* **Aim of the exercise**: Filter the data below for the string "Photoshop" and copy each matching line.

*****

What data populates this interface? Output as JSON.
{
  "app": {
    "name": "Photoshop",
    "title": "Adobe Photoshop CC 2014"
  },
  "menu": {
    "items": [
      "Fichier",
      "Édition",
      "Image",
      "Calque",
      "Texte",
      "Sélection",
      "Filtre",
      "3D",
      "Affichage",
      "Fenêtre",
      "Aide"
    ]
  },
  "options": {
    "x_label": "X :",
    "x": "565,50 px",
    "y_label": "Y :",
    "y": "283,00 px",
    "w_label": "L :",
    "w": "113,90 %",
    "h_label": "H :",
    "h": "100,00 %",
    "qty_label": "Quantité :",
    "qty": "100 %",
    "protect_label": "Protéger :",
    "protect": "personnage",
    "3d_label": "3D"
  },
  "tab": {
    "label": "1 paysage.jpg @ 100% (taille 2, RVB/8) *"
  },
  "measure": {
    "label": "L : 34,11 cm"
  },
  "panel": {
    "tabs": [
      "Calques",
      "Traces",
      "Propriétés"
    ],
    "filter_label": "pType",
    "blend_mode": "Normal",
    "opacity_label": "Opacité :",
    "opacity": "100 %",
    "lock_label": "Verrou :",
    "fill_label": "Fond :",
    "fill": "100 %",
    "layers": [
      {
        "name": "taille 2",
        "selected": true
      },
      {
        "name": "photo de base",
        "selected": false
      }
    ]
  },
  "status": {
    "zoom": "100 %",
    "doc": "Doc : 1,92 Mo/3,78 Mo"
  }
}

*****

* **Complete response**:
    "name": "Photoshop",
    "title": "Adobe Photoshop CC 2014"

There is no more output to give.